Rows from a figure dataset
* Begin *

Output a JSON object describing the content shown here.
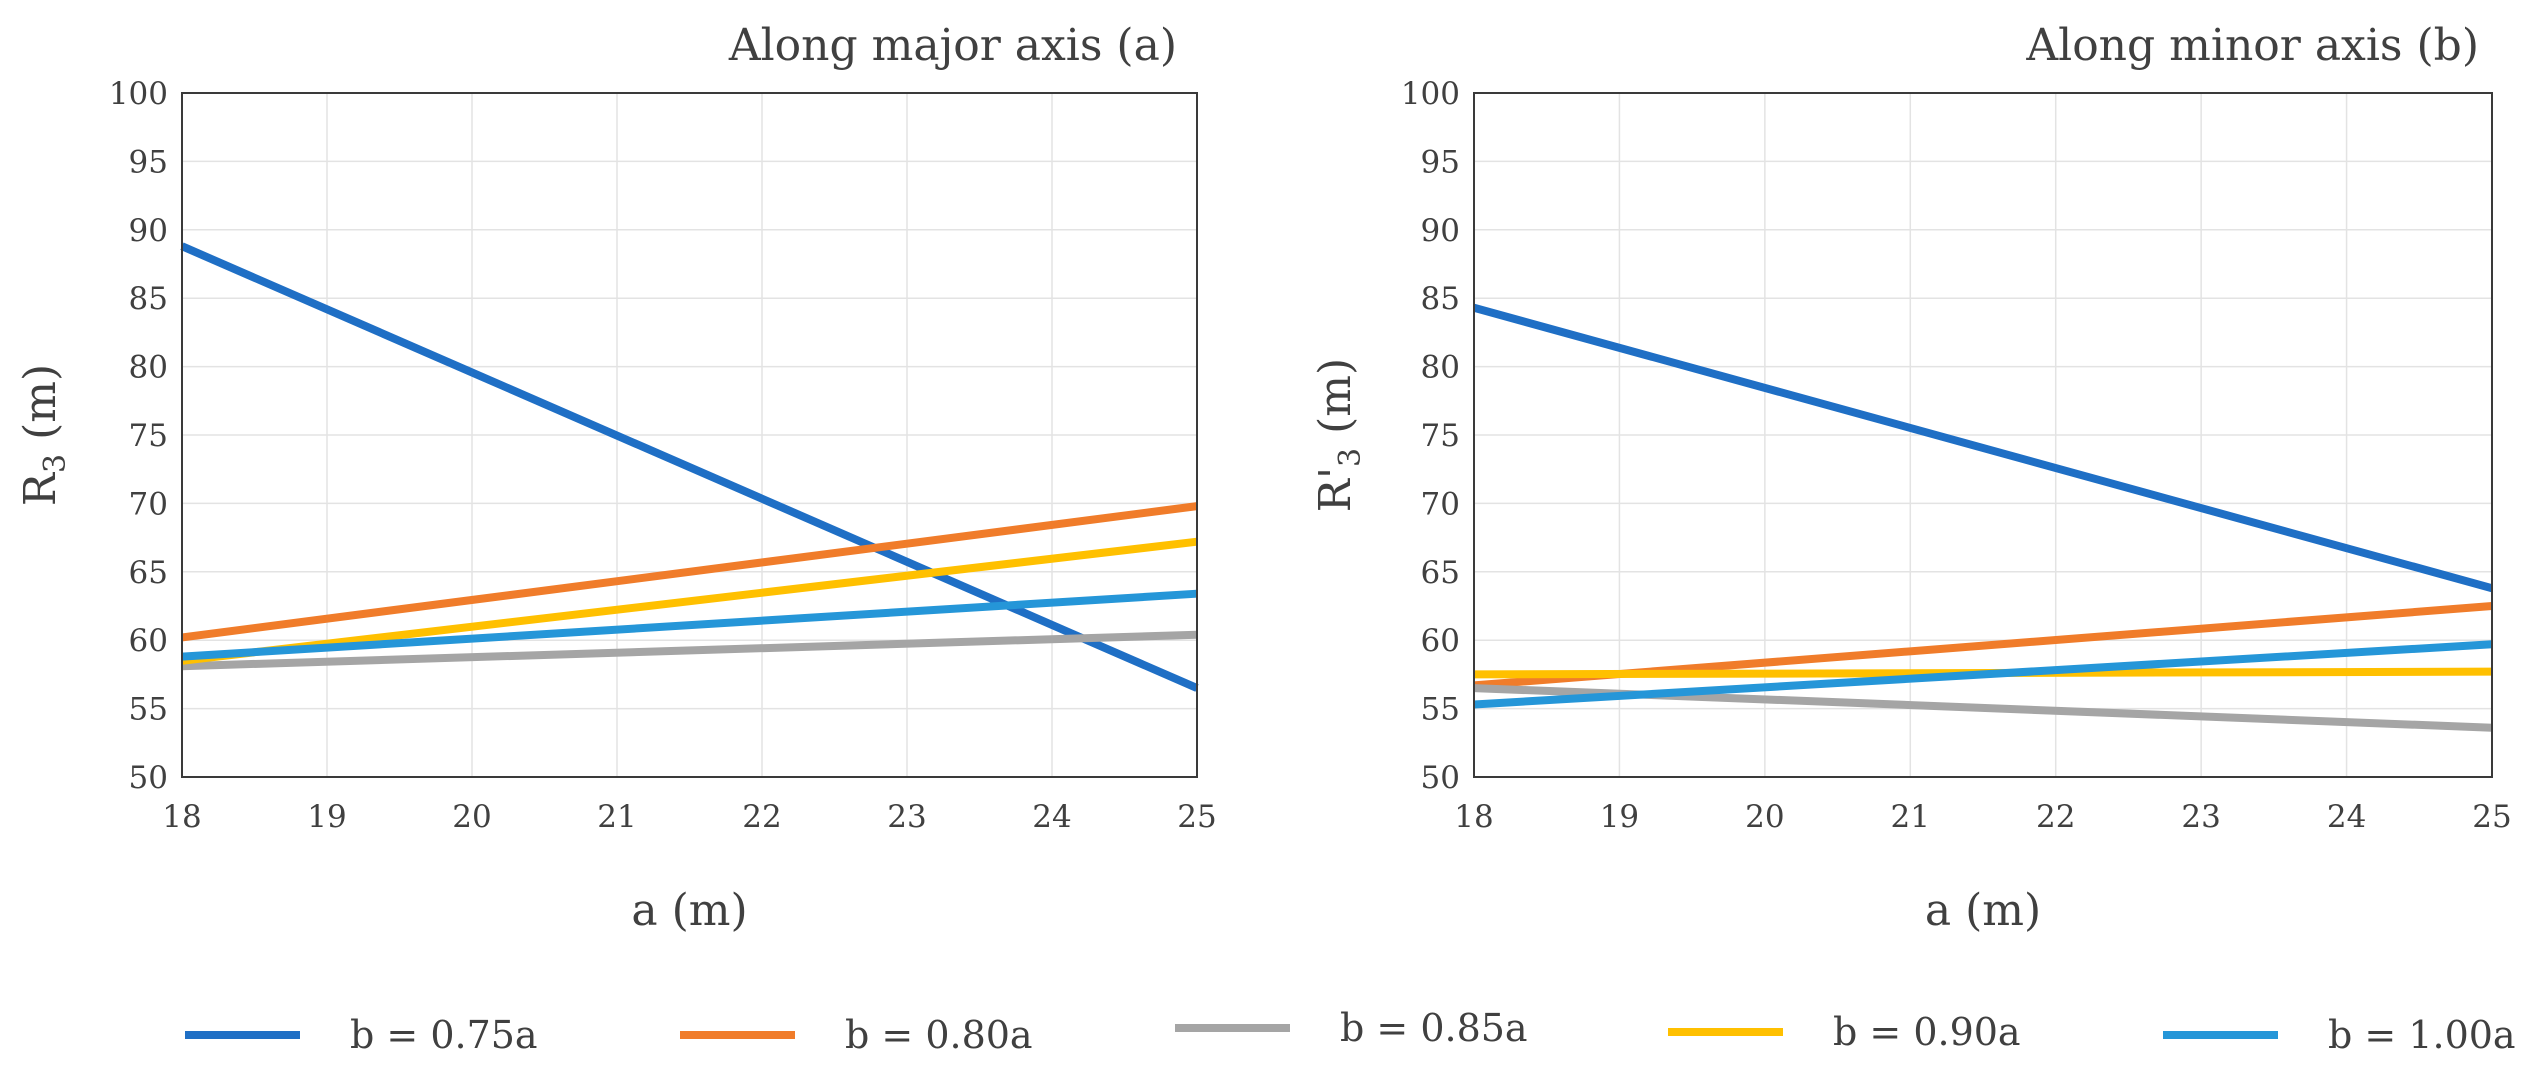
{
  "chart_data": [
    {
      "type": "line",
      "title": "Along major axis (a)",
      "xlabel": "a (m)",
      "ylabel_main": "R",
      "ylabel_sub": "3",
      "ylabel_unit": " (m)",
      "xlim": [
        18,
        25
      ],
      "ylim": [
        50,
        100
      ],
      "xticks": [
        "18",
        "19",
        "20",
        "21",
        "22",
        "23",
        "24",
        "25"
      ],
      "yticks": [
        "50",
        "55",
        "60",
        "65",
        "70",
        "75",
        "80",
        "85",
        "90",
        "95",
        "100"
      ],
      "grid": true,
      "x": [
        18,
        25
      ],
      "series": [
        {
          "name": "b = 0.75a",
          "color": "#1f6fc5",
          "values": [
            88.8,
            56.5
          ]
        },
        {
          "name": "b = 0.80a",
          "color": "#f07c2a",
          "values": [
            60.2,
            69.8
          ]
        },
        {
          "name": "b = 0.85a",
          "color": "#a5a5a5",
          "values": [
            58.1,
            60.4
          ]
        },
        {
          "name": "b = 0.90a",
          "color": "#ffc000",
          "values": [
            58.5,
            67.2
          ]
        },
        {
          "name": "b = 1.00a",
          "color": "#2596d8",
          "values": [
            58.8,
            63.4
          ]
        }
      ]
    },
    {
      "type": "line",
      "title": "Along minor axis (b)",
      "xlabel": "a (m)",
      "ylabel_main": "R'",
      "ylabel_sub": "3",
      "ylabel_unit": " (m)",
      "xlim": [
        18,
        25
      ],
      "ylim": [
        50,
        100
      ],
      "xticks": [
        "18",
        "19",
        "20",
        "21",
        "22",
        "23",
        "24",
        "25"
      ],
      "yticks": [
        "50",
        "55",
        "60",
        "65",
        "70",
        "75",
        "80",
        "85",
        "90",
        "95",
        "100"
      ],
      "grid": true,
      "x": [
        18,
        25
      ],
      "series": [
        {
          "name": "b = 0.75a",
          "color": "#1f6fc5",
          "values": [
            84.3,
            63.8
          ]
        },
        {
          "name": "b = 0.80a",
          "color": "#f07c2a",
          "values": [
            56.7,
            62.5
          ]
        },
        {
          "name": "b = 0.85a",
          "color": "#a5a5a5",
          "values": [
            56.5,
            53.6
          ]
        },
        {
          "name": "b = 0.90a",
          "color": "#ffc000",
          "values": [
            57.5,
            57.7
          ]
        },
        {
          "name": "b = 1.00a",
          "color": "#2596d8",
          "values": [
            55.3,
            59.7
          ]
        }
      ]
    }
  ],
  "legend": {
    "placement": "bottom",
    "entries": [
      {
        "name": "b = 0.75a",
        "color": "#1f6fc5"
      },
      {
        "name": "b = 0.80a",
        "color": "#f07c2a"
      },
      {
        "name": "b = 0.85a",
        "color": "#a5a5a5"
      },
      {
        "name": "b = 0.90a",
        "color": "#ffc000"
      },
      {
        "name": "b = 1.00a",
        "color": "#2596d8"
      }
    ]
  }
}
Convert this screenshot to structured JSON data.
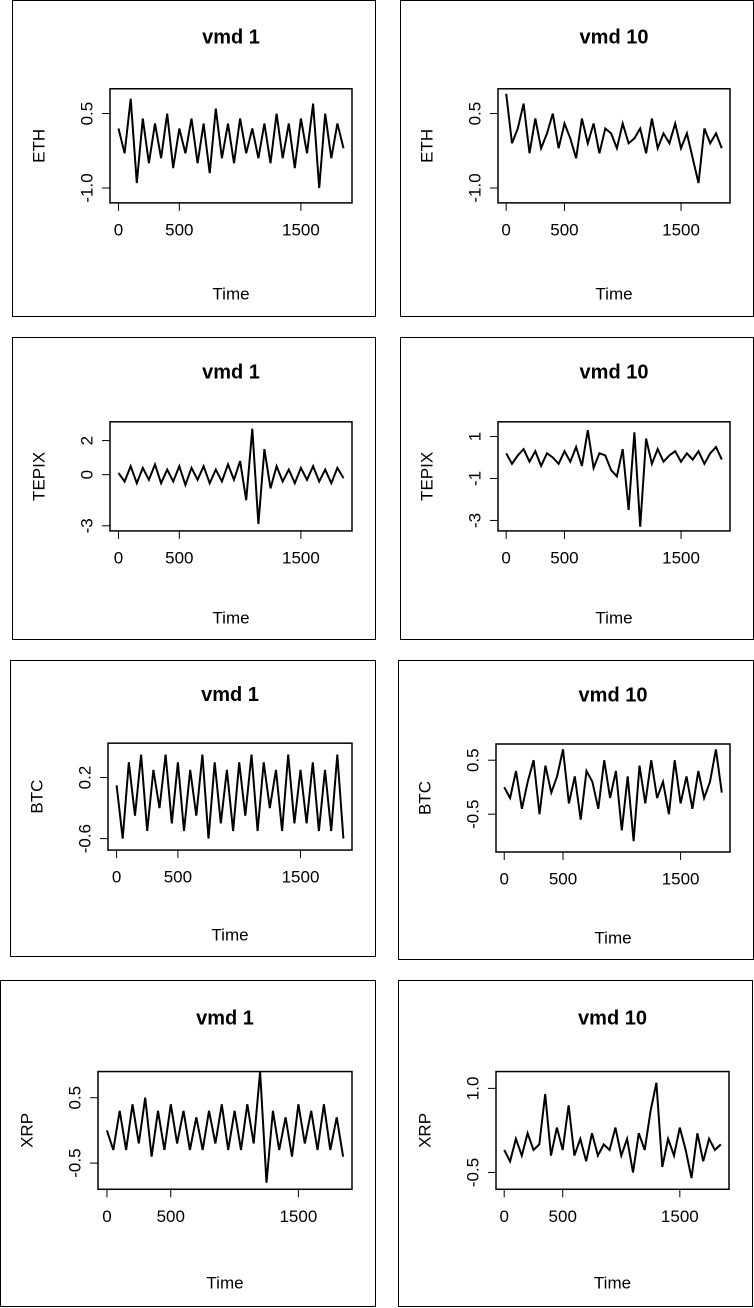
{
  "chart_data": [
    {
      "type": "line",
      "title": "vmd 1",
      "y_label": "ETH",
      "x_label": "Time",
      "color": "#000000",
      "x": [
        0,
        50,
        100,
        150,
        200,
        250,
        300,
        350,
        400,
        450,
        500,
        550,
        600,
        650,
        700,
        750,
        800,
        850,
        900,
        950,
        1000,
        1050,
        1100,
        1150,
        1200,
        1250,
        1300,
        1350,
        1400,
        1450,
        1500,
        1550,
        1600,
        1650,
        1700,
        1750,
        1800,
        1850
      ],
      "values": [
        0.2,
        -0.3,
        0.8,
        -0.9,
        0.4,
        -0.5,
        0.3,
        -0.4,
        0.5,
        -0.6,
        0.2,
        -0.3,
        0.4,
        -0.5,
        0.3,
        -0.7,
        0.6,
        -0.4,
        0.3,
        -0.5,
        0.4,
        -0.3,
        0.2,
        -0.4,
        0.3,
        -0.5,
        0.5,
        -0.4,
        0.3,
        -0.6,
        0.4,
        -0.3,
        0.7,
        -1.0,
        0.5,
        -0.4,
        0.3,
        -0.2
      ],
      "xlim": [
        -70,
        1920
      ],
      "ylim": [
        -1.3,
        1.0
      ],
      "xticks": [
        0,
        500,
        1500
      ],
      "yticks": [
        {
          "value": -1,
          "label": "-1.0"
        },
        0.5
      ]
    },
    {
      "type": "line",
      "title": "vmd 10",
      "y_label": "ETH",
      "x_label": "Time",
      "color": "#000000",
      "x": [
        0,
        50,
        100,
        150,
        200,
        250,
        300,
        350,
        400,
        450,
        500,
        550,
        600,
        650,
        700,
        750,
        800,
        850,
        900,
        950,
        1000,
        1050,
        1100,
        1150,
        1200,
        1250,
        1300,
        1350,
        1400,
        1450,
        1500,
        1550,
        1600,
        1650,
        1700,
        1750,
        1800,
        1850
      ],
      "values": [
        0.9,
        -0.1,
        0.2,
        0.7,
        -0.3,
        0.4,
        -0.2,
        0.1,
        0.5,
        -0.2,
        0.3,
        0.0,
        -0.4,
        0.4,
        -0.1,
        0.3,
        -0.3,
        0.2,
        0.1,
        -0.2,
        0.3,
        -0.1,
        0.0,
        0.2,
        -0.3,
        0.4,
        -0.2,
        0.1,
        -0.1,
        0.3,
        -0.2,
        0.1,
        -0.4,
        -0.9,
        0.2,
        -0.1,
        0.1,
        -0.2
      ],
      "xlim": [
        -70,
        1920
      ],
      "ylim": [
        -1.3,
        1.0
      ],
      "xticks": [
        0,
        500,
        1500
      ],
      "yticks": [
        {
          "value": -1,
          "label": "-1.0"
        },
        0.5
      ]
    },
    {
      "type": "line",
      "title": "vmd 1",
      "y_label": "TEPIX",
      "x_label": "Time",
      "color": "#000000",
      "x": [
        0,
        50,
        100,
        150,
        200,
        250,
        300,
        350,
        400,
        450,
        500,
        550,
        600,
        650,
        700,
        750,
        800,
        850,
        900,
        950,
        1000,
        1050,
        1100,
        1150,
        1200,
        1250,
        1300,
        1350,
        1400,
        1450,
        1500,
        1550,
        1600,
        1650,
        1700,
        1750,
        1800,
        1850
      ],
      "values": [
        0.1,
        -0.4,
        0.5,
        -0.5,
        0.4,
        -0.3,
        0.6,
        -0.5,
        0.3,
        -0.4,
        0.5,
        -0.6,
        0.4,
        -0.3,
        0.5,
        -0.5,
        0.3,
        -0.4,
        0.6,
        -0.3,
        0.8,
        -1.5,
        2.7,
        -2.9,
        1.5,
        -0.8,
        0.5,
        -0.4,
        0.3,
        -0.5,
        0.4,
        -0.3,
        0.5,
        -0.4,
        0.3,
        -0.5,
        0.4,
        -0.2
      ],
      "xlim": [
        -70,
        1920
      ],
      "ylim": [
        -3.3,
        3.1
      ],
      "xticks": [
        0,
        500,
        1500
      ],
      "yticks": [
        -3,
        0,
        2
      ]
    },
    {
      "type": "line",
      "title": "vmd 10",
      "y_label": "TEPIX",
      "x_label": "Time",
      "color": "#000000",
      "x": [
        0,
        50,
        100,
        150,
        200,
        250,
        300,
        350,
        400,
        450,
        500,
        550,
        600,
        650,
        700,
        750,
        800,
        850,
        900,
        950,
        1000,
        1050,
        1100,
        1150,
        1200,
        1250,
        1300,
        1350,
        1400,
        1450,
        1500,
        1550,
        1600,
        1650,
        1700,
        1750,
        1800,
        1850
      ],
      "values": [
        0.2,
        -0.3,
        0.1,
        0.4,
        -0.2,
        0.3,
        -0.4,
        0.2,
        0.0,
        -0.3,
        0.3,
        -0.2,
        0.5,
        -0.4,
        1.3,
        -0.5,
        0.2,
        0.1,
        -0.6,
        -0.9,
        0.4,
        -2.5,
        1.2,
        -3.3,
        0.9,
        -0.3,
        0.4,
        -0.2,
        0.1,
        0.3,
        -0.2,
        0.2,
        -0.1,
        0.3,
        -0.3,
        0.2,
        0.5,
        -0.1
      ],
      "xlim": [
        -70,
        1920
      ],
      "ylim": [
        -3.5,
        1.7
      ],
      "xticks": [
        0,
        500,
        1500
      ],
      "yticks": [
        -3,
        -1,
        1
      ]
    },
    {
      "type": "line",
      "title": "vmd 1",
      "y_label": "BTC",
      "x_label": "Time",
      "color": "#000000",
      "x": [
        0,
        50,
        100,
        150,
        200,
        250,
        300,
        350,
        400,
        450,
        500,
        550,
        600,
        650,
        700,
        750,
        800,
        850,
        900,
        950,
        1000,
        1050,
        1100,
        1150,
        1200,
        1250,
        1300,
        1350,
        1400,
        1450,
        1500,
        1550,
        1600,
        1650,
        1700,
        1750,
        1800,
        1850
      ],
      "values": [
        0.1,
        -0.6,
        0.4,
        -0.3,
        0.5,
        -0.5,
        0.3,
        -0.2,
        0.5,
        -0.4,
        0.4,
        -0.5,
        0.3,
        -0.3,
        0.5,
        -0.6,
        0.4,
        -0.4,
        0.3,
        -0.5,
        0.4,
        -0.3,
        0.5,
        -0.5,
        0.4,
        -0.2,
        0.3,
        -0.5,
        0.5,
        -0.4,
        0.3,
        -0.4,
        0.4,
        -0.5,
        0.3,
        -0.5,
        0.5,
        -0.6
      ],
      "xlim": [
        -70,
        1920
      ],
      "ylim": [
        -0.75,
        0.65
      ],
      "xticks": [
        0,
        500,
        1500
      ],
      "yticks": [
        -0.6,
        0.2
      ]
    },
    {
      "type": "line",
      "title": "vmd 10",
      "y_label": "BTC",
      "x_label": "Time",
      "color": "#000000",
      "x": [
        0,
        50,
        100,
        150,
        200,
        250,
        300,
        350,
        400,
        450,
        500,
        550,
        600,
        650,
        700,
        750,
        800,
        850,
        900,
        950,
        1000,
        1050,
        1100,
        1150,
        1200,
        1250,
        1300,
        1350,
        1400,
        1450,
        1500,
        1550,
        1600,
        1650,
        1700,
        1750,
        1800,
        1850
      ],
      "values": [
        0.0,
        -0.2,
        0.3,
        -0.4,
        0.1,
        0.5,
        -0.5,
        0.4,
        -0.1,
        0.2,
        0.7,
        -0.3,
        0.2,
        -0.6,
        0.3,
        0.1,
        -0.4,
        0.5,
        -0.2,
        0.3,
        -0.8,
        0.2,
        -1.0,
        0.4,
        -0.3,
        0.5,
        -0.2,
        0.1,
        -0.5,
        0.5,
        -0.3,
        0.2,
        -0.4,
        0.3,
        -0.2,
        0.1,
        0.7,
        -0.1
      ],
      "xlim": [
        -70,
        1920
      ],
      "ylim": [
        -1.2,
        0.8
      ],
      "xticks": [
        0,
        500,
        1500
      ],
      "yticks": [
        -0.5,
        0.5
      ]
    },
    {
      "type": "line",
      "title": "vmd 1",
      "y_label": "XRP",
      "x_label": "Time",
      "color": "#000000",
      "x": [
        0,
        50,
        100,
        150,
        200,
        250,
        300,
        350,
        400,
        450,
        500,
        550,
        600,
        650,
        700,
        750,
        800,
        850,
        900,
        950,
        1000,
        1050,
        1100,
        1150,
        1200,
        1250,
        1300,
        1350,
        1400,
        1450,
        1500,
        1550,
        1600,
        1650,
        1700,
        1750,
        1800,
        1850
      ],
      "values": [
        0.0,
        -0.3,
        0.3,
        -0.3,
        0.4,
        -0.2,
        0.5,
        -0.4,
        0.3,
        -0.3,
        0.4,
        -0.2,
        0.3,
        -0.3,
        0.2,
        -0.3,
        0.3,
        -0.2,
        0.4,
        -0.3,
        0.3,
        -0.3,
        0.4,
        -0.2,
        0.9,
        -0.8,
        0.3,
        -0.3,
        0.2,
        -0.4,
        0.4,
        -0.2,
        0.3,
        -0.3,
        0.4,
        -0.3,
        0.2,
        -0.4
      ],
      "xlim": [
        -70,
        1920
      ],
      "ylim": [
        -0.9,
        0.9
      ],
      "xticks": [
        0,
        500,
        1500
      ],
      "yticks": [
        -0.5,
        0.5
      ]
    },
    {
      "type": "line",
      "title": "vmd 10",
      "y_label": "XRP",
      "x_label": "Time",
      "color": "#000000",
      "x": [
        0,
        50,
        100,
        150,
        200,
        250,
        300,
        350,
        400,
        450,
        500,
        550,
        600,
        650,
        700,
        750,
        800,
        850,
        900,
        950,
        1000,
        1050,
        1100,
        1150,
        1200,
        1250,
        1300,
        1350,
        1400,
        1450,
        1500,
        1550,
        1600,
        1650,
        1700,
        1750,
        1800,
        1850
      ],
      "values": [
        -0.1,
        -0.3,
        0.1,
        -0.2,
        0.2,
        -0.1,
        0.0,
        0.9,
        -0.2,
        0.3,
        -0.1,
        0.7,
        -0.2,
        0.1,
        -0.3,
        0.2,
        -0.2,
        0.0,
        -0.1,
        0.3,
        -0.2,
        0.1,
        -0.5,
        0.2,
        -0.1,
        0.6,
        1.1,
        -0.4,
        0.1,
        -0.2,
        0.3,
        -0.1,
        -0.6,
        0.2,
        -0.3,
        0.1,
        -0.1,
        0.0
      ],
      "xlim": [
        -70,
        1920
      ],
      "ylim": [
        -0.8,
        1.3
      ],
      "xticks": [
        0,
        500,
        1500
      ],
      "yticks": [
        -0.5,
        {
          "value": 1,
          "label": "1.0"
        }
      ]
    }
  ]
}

* End *

* WHAT NEEDS TO BE DONE
Copy every line that includes the string "JSON" from the material above.

* RESULT FOR THIS EXERCISE
Output a JSON object describing the content shown here.
Convert this screenshot to structured JSON data.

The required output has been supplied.